**What you are asked to do**
Draw out every line with the word "ангиопластика" from the listing below.

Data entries
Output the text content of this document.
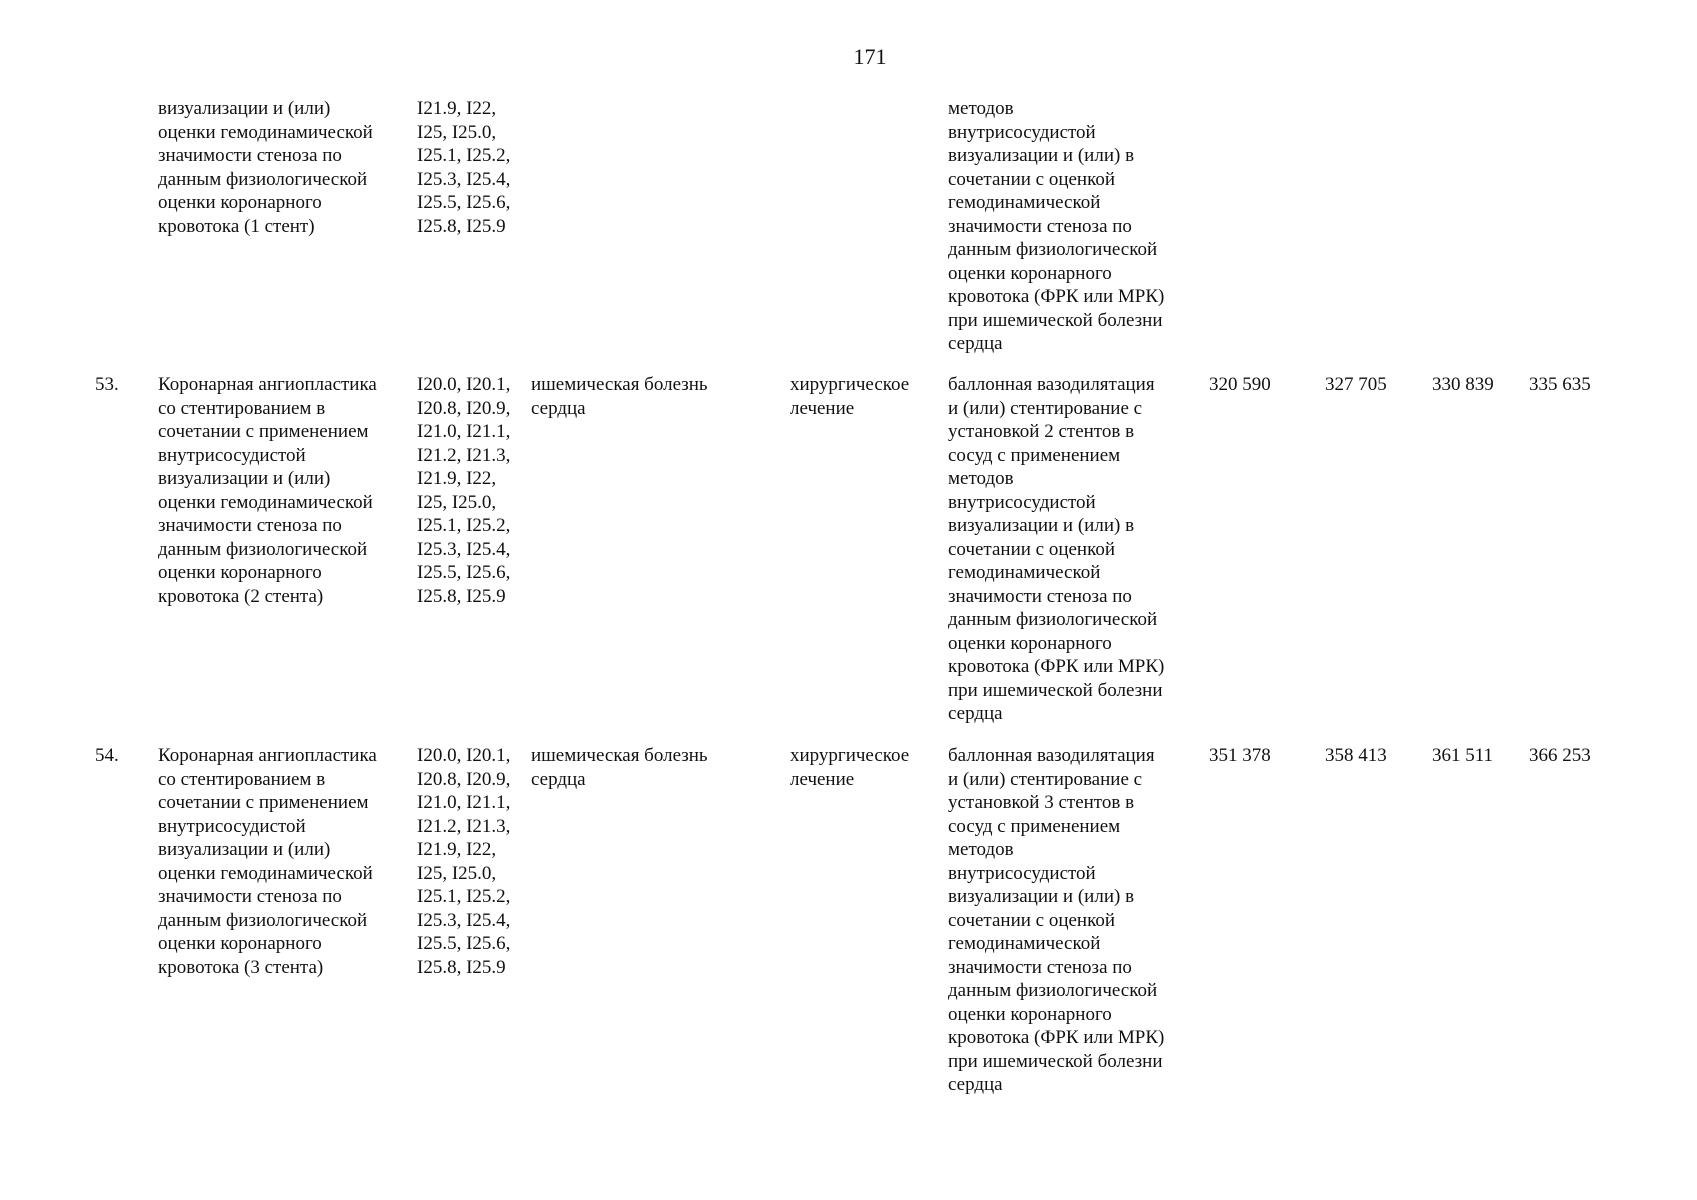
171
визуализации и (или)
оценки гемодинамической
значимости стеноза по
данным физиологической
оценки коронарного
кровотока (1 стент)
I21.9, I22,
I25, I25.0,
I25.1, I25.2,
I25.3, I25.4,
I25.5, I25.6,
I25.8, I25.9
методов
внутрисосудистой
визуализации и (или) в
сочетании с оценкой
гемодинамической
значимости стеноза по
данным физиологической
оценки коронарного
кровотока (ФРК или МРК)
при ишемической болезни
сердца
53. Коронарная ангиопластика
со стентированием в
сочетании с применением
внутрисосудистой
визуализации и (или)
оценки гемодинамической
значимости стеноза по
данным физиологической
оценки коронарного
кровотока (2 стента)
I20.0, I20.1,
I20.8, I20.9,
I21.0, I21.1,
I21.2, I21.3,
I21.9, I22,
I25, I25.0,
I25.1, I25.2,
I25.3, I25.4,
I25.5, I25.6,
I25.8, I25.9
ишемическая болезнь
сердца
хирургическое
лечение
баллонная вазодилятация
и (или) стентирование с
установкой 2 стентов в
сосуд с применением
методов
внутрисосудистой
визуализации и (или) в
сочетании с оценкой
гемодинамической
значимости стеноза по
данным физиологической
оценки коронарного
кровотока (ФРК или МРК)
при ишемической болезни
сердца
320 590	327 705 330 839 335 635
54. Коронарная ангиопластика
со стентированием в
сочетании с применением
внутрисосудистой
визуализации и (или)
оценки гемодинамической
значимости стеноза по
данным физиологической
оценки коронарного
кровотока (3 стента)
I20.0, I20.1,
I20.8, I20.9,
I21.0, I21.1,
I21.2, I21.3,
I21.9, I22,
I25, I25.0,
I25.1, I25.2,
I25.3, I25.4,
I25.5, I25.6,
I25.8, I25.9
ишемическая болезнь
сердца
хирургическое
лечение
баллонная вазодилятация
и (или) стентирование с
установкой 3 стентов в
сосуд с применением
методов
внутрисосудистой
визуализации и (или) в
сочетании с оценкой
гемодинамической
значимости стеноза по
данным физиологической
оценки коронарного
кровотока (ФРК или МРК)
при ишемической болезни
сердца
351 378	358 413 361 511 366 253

---

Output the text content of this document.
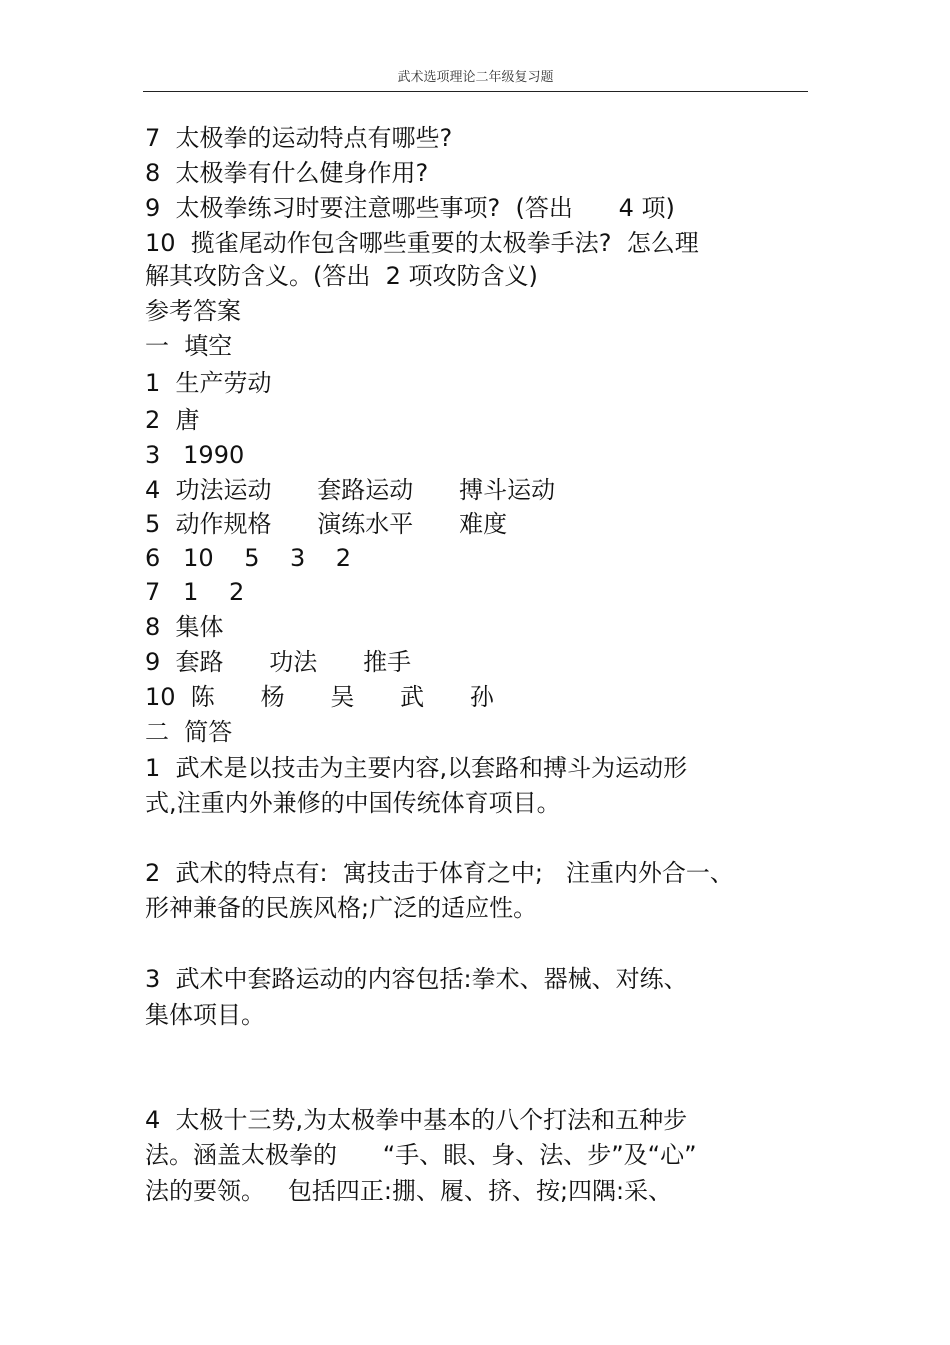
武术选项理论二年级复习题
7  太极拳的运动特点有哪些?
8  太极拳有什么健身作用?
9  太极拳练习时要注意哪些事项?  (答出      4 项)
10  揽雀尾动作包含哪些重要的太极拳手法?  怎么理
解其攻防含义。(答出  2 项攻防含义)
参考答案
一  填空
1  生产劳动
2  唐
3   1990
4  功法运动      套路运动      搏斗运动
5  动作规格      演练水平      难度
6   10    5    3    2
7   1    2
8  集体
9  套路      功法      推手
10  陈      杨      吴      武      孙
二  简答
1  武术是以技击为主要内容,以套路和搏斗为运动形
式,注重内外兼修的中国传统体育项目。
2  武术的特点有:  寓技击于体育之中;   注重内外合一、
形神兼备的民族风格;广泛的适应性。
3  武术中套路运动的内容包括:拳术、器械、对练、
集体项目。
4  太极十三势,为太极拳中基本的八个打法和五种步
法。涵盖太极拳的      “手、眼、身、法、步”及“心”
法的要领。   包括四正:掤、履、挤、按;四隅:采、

**Completed exercise**
53. Коронарная ангиопластика
54. Коронарная ангиопластика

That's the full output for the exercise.